What to do:
Copy the data below word for word, beginning with its first line and continuing through the line that contains "col-header-name[interactable]: Data asset".

>> Start Provided records

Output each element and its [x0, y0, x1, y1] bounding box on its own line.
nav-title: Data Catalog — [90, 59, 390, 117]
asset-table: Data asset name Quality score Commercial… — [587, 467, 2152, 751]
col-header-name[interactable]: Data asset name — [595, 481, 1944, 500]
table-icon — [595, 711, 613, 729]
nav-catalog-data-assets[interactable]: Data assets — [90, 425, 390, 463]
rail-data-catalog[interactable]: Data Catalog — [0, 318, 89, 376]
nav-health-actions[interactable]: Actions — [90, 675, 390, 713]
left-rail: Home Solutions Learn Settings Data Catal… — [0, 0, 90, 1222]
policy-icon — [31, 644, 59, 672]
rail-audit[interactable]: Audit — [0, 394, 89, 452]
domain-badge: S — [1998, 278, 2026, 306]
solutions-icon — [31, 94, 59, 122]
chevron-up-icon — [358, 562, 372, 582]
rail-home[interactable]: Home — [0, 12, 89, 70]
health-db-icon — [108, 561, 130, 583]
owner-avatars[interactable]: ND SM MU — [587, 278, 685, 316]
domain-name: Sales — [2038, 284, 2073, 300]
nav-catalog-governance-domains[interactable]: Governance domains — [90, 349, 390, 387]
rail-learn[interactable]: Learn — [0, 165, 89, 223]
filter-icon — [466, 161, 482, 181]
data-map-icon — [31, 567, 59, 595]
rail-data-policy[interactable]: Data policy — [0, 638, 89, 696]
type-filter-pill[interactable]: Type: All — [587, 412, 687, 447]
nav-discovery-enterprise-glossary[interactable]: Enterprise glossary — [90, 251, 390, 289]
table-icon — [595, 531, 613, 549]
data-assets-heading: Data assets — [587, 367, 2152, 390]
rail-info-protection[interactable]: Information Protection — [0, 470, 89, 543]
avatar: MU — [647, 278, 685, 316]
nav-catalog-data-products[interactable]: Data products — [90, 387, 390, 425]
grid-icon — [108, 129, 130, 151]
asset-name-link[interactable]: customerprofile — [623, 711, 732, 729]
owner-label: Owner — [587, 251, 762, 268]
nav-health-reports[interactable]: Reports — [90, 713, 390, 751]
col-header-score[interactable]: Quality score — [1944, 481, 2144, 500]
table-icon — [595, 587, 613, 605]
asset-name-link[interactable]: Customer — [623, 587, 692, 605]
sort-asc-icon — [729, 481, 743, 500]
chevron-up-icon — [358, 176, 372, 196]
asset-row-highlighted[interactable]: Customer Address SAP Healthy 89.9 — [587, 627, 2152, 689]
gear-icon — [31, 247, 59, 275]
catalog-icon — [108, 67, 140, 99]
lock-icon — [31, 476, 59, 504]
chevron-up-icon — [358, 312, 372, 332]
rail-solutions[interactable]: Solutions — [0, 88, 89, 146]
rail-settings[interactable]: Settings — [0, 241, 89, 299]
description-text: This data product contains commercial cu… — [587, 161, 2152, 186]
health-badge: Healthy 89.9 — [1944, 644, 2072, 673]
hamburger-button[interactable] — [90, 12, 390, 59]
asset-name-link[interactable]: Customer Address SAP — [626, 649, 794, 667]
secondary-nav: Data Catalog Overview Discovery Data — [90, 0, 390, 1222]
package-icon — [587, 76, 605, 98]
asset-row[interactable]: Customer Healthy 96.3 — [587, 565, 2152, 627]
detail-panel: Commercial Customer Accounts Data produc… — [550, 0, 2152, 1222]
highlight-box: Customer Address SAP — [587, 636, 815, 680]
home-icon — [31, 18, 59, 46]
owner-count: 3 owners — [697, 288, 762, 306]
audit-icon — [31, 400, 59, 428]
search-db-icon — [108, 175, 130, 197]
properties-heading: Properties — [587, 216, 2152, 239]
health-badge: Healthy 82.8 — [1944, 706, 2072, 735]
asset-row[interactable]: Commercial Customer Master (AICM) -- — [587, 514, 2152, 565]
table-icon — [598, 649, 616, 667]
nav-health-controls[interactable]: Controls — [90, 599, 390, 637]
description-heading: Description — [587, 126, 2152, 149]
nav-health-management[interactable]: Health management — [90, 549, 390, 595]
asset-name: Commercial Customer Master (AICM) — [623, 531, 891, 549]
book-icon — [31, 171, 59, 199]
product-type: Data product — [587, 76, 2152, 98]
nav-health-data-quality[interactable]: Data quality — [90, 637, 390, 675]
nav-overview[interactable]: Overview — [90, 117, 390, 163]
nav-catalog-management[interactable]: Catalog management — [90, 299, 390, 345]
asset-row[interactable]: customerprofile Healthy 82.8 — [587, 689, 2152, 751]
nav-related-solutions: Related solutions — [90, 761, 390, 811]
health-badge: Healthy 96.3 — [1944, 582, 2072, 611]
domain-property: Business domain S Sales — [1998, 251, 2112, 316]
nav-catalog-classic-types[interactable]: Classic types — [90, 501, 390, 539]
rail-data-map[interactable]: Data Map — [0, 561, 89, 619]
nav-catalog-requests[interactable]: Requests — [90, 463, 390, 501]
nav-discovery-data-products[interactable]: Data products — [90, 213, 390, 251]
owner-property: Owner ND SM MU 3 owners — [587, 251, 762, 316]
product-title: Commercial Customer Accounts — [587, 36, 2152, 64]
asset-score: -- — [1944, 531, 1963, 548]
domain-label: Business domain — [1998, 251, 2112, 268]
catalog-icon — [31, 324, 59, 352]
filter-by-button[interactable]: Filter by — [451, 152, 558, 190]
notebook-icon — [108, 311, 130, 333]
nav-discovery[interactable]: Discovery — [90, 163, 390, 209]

>> End Provided records

Result for this task:
Output each element and its [x0, y0, x1, y1] bounding box on its own line.
nav-title: Data Catalog — [90, 59, 390, 117]
asset-table: Data asset name Quality score Commercial… — [587, 467, 2152, 751]
col-header-name[interactable]: Data asset name — [595, 481, 1944, 500]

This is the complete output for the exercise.